[Stored items]
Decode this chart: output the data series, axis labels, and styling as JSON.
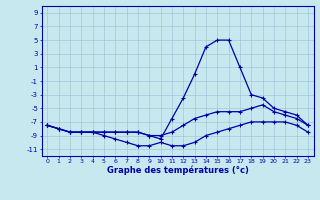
{
  "title": "Graphe des températures (°c)",
  "x_hours": [
    0,
    1,
    2,
    3,
    4,
    5,
    6,
    7,
    8,
    9,
    10,
    11,
    12,
    13,
    14,
    15,
    16,
    17,
    18,
    19,
    20,
    21,
    22,
    23
  ],
  "line1": [
    -7.5,
    -8.0,
    -8.5,
    -8.5,
    -8.5,
    -8.5,
    -8.5,
    -8.5,
    -8.5,
    -9.0,
    -9.0,
    -8.5,
    -7.5,
    -6.5,
    -6.0,
    -5.5,
    -5.5,
    -5.5,
    -5.0,
    -4.5,
    -5.5,
    -6.0,
    -6.5,
    -7.5
  ],
  "line2": [
    -7.5,
    -8.0,
    -8.5,
    -8.5,
    -8.5,
    -8.5,
    -8.5,
    -8.5,
    -8.5,
    -9.0,
    -9.5,
    -6.5,
    -3.5,
    0.0,
    4.0,
    5.0,
    5.0,
    1.0,
    -3.0,
    -3.5,
    -5.0,
    -5.5,
    -6.0,
    -7.5
  ],
  "line3": [
    -7.5,
    -8.0,
    -8.5,
    -8.5,
    -8.5,
    -9.0,
    -9.5,
    -10.0,
    -10.5,
    -10.5,
    -10.0,
    -10.5,
    -10.5,
    -10.0,
    -9.0,
    -8.5,
    -8.0,
    -7.5,
    -7.0,
    -7.0,
    -7.0,
    -7.0,
    -7.5,
    -8.5
  ],
  "ylim": [
    -12,
    10
  ],
  "xlim": [
    -0.5,
    23.5
  ],
  "bg_color": "#c8e8f0",
  "grid_color": "#a0c8d8",
  "line_color": "#0000aa",
  "yticks": [
    -11,
    -9,
    -7,
    -5,
    -3,
    -1,
    1,
    3,
    5,
    7,
    9
  ],
  "xticks": [
    0,
    1,
    2,
    3,
    4,
    5,
    6,
    7,
    8,
    9,
    10,
    11,
    12,
    13,
    14,
    15,
    16,
    17,
    18,
    19,
    20,
    21,
    22,
    23
  ]
}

#### [Do this]
Pictures stay out; reproduce every line of the records exactly.

#### [Correct response]
Decode this chart: output the data series, axis labels, and styling as JSON.
{
  "title": "Graphe des températures (°c)",
  "x_hours": [
    0,
    1,
    2,
    3,
    4,
    5,
    6,
    7,
    8,
    9,
    10,
    11,
    12,
    13,
    14,
    15,
    16,
    17,
    18,
    19,
    20,
    21,
    22,
    23
  ],
  "line1": [
    -7.5,
    -8.0,
    -8.5,
    -8.5,
    -8.5,
    -8.5,
    -8.5,
    -8.5,
    -8.5,
    -9.0,
    -9.0,
    -8.5,
    -7.5,
    -6.5,
    -6.0,
    -5.5,
    -5.5,
    -5.5,
    -5.0,
    -4.5,
    -5.5,
    -6.0,
    -6.5,
    -7.5
  ],
  "line2": [
    -7.5,
    -8.0,
    -8.5,
    -8.5,
    -8.5,
    -8.5,
    -8.5,
    -8.5,
    -8.5,
    -9.0,
    -9.5,
    -6.5,
    -3.5,
    0.0,
    4.0,
    5.0,
    5.0,
    1.0,
    -3.0,
    -3.5,
    -5.0,
    -5.5,
    -6.0,
    -7.5
  ],
  "line3": [
    -7.5,
    -8.0,
    -8.5,
    -8.5,
    -8.5,
    -9.0,
    -9.5,
    -10.0,
    -10.5,
    -10.5,
    -10.0,
    -10.5,
    -10.5,
    -10.0,
    -9.0,
    -8.5,
    -8.0,
    -7.5,
    -7.0,
    -7.0,
    -7.0,
    -7.0,
    -7.5,
    -8.5
  ],
  "ylim": [
    -12,
    10
  ],
  "xlim": [
    -0.5,
    23.5
  ],
  "bg_color": "#c8e8f0",
  "grid_color": "#a0c8d8",
  "line_color": "#0000aa",
  "yticks": [
    -11,
    -9,
    -7,
    -5,
    -3,
    -1,
    1,
    3,
    5,
    7,
    9
  ],
  "xticks": [
    0,
    1,
    2,
    3,
    4,
    5,
    6,
    7,
    8,
    9,
    10,
    11,
    12,
    13,
    14,
    15,
    16,
    17,
    18,
    19,
    20,
    21,
    22,
    23
  ]
}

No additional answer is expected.